■ **GOAL OF THE EXERCISE**
For the material that follows, list every line containing the word "desktop".

* start *

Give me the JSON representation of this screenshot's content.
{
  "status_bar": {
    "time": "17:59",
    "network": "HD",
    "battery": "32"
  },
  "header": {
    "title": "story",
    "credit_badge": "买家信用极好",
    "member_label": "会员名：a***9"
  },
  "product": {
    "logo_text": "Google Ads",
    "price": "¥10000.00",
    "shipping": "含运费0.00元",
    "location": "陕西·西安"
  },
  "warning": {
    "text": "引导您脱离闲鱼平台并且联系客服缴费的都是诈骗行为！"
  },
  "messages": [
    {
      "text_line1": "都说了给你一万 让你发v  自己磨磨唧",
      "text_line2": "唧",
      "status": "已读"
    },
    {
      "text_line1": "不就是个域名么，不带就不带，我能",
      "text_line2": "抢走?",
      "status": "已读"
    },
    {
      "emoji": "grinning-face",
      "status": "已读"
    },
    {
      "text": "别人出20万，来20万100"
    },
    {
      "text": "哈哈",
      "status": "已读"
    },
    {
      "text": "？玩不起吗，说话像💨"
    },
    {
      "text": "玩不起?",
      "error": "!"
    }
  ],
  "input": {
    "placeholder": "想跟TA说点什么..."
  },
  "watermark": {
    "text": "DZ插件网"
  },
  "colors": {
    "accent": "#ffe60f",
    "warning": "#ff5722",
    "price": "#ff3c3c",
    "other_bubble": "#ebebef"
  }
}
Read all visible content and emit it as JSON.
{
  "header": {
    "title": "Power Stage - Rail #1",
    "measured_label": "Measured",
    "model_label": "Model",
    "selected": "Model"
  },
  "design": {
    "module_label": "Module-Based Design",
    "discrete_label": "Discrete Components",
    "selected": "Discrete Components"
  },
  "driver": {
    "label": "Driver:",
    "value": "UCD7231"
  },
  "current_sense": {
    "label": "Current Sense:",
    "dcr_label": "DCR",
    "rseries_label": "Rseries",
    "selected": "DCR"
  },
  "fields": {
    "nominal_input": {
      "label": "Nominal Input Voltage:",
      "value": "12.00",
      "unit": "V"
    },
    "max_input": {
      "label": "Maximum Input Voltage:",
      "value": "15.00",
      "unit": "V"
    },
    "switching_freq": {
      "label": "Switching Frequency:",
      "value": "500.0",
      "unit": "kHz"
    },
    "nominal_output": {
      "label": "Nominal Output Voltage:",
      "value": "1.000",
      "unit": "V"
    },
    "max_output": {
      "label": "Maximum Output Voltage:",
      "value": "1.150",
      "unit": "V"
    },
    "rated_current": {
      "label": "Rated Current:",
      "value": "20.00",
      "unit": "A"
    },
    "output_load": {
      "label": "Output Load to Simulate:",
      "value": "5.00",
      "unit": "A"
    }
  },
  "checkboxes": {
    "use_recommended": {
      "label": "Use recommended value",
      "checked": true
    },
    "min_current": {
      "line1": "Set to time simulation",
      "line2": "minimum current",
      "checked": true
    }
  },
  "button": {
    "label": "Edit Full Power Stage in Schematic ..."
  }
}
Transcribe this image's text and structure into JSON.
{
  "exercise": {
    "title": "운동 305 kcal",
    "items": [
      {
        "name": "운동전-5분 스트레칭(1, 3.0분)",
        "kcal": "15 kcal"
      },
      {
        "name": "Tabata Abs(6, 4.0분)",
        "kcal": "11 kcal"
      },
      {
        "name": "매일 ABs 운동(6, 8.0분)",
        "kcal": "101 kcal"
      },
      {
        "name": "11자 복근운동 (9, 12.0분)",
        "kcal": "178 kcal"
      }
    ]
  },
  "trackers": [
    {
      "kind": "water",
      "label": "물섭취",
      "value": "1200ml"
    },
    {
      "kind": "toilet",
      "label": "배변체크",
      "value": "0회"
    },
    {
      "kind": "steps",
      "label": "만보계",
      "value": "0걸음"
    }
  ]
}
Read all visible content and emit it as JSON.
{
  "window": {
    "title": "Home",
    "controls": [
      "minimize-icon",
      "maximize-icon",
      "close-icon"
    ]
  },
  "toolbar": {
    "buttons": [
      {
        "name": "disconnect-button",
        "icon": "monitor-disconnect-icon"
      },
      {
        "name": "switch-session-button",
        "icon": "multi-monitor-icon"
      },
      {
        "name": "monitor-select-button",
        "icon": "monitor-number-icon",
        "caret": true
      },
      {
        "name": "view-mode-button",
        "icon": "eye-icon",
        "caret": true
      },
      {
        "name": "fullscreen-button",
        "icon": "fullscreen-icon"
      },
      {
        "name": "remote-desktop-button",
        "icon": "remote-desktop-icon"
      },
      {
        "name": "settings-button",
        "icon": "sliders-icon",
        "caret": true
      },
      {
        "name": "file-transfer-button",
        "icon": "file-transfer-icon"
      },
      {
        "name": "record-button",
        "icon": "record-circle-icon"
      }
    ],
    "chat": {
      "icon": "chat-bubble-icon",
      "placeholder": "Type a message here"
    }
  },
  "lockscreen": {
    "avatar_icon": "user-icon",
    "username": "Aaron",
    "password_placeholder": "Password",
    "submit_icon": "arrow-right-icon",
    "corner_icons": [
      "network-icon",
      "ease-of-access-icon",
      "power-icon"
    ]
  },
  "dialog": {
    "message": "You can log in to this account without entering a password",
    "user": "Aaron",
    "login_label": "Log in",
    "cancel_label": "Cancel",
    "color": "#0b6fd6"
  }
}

* end *

■ **ANSWER BELOW**
        "name": "remote-desktop-button",
        "icon": "remote-desktop-icon"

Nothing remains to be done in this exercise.